## TO BE DONE
Check every line below for the word "Minify" and copy each one that has it.

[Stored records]
* * * * * * *
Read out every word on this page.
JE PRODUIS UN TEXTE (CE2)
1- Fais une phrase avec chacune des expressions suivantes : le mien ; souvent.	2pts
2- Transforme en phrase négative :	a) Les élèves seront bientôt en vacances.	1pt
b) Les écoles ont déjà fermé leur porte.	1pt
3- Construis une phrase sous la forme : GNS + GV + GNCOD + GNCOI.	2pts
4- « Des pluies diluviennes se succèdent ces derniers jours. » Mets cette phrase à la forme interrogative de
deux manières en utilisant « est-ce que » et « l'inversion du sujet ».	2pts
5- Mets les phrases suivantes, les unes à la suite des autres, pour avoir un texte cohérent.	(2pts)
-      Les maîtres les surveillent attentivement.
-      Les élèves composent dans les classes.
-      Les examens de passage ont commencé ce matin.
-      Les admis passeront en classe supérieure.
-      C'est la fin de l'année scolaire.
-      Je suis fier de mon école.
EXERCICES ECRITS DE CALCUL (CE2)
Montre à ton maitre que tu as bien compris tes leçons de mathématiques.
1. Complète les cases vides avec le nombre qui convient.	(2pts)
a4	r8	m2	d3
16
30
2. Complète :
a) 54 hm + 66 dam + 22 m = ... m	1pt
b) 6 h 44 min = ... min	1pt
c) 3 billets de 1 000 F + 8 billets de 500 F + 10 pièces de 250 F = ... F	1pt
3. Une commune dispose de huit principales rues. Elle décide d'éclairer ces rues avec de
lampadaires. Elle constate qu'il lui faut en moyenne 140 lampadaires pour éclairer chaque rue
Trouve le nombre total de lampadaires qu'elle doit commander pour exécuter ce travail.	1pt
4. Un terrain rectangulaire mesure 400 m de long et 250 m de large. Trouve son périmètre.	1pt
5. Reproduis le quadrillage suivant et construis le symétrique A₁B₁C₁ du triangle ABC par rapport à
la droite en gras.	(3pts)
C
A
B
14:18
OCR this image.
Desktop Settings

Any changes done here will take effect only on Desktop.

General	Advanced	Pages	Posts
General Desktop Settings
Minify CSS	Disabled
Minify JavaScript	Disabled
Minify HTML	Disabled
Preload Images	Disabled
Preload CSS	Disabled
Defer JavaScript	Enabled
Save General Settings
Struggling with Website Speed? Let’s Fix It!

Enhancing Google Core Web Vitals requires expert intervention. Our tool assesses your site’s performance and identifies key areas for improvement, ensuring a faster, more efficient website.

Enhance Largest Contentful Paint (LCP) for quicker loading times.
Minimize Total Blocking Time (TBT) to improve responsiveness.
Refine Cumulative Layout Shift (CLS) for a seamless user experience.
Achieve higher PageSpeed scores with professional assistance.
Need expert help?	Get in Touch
* * * * * * *
## EXPECTED OUTPUT
Minify CSS	Disabled
Minify JavaScript	Disabled
Minify HTML	Disabled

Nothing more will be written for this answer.